• AIM
Tell me how many lines hold "avläsning", please, using only the number.

(Records from a data collection)
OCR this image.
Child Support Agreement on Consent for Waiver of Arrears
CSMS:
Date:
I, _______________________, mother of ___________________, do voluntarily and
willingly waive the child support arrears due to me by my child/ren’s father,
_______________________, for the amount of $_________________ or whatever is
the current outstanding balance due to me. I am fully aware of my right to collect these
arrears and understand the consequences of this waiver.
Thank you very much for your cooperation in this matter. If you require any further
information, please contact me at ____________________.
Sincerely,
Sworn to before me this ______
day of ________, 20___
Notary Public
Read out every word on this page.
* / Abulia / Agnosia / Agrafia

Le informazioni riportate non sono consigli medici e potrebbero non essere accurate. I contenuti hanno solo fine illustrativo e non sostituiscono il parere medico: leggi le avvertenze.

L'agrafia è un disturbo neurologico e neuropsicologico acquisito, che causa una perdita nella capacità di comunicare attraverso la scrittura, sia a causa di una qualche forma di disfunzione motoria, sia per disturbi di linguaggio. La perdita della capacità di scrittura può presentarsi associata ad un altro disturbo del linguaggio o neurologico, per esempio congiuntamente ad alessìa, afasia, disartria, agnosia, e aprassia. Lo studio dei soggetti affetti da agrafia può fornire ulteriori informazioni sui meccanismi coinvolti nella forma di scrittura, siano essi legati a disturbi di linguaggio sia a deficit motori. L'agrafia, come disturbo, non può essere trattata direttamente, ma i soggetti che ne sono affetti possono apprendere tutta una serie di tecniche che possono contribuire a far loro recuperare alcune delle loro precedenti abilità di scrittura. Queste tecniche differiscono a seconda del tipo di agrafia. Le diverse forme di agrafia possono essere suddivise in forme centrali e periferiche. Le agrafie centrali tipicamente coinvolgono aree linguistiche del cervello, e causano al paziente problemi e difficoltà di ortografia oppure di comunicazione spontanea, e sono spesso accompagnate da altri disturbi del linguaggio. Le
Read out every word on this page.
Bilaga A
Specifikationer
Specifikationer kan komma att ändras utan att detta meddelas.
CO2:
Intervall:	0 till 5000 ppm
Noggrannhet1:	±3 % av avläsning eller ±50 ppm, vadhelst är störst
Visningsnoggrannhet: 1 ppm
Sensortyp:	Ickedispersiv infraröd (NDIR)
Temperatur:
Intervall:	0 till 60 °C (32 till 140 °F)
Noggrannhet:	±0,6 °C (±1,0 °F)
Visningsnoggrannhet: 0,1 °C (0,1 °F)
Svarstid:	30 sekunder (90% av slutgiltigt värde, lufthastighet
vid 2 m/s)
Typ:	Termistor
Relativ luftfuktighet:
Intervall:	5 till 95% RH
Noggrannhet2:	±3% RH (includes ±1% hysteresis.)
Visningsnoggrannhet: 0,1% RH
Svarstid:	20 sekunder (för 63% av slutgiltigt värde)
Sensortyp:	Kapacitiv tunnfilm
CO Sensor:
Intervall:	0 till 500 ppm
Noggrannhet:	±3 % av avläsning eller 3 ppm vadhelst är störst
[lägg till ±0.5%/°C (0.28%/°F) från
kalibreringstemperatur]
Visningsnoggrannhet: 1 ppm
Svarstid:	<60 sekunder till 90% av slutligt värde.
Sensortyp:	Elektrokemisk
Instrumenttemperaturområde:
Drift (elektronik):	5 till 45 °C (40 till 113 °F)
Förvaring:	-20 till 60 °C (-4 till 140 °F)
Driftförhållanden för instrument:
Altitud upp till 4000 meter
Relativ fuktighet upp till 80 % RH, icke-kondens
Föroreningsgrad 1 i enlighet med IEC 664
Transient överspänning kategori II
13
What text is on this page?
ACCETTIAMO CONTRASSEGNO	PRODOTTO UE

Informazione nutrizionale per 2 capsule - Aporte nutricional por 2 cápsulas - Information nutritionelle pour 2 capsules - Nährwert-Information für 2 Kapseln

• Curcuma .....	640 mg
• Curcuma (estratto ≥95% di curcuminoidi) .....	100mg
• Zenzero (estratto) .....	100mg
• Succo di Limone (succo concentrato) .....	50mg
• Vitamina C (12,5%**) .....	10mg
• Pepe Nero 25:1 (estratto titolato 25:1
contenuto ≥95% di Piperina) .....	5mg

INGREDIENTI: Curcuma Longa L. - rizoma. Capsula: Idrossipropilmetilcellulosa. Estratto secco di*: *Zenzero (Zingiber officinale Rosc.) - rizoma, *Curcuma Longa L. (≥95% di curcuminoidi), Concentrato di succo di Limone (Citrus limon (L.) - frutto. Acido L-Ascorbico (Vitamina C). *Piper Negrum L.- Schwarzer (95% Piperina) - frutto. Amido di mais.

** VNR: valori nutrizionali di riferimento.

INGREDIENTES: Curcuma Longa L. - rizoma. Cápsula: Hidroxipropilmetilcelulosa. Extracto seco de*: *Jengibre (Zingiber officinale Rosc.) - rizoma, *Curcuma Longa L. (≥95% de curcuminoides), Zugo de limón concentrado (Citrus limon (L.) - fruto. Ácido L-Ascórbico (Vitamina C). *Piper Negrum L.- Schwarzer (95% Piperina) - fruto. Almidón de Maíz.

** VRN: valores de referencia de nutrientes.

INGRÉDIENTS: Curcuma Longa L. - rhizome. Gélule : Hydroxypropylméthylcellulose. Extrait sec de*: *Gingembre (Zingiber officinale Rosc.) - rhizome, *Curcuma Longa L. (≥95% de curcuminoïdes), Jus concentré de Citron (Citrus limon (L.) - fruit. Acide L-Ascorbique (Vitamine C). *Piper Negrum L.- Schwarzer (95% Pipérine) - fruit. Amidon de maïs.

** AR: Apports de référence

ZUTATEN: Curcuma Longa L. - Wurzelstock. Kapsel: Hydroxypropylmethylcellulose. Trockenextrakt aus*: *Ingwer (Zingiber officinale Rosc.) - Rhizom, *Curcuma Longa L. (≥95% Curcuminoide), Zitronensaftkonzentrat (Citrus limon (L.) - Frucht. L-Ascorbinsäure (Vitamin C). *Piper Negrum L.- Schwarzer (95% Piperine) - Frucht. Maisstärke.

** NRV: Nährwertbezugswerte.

• EXPECTED ANSWER
2